What is the number of lines containing the word "images"? Please answer with that number and nothing more.
## Start Record extracts
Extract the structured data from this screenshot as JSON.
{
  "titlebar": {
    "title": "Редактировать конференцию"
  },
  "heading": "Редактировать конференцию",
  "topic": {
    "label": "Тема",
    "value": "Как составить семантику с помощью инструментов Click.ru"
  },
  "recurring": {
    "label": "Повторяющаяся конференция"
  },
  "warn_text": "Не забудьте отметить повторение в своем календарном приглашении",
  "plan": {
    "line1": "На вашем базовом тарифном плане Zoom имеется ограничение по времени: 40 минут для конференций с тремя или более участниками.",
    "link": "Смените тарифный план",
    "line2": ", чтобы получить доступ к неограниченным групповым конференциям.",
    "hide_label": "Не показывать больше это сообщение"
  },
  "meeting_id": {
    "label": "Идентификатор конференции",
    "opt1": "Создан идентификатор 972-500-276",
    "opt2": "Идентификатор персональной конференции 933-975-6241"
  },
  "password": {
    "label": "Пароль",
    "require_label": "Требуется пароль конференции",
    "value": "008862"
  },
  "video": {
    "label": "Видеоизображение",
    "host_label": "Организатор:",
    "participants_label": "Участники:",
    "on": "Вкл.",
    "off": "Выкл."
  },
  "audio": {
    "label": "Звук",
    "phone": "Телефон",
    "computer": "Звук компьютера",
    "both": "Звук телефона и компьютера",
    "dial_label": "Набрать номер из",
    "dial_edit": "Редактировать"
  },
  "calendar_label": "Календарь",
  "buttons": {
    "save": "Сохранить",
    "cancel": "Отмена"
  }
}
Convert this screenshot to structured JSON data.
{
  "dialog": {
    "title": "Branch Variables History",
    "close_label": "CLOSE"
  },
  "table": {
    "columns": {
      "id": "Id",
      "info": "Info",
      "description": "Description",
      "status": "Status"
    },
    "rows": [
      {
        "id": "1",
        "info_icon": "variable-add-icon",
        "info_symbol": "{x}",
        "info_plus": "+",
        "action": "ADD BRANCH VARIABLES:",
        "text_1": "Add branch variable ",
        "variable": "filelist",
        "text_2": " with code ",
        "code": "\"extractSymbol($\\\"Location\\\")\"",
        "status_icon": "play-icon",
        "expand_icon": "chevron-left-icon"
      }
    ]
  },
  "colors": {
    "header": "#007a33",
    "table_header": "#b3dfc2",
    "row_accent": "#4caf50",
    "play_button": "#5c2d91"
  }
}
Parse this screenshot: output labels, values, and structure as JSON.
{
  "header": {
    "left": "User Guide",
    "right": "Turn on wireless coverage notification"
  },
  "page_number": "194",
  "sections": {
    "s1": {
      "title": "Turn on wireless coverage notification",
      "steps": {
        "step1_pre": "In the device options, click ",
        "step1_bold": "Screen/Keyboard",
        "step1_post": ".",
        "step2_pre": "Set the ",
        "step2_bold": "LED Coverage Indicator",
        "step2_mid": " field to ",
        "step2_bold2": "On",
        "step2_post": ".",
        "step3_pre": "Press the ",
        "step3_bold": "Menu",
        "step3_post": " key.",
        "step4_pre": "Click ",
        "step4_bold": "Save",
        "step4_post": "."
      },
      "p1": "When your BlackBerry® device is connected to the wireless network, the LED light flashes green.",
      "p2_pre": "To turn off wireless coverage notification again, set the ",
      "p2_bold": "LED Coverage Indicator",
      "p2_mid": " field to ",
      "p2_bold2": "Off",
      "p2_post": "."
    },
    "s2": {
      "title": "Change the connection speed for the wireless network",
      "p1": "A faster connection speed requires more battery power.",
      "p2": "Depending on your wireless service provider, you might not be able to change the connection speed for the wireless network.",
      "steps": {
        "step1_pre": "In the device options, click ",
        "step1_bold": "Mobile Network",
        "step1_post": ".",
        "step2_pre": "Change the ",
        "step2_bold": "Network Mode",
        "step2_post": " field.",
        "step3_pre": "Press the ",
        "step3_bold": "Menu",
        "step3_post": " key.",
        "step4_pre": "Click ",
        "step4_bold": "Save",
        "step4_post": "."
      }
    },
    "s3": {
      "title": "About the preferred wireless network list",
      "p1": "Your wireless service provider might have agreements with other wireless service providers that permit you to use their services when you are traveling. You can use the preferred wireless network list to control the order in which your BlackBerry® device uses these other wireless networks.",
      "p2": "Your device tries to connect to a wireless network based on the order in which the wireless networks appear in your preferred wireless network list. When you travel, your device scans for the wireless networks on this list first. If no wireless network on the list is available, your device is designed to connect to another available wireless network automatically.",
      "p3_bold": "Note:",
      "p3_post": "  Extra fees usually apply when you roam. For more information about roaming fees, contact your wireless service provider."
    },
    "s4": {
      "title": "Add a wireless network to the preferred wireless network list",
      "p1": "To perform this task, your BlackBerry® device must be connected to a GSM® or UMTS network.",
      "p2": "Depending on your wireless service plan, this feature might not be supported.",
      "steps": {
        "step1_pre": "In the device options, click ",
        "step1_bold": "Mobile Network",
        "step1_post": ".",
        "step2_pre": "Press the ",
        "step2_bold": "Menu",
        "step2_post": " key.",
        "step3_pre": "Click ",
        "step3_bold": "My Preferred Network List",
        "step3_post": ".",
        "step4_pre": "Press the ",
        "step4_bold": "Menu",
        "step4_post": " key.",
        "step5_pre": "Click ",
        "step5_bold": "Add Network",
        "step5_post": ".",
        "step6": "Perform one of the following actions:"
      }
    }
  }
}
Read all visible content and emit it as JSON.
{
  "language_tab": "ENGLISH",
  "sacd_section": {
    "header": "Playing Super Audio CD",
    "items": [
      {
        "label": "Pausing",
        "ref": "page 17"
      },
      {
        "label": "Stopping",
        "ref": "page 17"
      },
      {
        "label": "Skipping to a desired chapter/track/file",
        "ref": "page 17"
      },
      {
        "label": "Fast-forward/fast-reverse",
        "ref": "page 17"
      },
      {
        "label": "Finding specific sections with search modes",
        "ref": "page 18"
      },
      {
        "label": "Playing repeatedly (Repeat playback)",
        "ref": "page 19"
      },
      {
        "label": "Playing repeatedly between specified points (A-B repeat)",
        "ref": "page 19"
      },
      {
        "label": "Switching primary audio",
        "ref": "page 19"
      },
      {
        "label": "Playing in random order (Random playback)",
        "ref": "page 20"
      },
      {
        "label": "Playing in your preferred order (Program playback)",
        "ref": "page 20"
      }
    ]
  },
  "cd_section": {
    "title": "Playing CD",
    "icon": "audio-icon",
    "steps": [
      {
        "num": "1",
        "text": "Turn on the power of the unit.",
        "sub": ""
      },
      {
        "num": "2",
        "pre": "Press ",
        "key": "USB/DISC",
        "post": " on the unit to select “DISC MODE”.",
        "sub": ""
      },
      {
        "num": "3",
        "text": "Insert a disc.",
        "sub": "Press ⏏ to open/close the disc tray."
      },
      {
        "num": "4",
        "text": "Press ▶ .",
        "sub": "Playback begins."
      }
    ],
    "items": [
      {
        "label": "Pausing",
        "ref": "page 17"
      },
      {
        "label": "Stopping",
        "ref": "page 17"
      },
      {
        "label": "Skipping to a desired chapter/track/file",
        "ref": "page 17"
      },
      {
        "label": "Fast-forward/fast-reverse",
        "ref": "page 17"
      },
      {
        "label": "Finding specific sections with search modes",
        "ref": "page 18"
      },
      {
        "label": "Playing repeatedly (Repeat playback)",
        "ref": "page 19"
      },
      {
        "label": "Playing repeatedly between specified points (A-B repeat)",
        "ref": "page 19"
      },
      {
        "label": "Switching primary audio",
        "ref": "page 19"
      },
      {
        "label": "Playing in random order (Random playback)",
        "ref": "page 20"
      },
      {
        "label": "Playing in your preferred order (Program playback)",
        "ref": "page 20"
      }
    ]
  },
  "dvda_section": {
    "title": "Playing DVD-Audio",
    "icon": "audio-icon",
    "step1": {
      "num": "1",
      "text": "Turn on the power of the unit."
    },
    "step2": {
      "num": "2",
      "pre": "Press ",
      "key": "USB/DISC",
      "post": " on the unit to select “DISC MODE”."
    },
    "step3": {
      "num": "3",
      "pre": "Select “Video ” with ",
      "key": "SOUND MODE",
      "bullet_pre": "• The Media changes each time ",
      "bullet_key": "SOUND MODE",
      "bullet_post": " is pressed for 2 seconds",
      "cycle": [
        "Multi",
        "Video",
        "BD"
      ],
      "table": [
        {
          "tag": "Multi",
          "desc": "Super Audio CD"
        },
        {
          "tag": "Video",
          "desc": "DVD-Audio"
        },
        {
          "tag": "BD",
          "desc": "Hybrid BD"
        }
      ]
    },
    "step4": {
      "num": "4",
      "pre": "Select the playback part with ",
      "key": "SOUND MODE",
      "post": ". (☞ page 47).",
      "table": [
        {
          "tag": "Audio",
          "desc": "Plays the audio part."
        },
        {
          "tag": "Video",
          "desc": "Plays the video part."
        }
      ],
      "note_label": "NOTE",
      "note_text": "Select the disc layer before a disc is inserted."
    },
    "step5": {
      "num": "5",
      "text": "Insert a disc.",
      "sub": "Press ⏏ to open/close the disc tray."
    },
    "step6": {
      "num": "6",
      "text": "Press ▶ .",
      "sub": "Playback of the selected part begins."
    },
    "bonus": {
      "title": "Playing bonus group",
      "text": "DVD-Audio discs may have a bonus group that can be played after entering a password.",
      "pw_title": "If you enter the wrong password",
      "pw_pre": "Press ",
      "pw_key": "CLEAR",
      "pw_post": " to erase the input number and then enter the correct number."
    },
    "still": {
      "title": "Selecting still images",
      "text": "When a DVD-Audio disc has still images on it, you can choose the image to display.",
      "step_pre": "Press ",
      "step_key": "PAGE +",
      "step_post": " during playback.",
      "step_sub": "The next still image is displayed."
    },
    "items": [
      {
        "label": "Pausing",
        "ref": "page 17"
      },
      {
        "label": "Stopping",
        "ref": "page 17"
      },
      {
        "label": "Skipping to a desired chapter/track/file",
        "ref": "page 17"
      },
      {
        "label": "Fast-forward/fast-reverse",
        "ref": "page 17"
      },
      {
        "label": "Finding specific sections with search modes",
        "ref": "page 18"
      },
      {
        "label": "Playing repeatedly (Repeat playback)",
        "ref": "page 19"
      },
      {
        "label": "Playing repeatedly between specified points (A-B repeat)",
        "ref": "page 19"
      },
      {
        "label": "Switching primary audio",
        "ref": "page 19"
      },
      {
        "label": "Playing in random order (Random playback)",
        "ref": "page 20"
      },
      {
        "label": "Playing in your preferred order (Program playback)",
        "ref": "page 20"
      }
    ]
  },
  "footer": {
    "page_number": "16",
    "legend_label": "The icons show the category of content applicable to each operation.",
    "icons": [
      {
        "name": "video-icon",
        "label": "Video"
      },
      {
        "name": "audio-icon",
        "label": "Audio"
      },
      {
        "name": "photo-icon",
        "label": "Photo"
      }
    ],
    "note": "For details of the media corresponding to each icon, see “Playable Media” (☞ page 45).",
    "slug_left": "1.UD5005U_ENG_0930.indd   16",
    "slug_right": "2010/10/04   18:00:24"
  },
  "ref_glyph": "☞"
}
## End Record extracts
_Response_:
2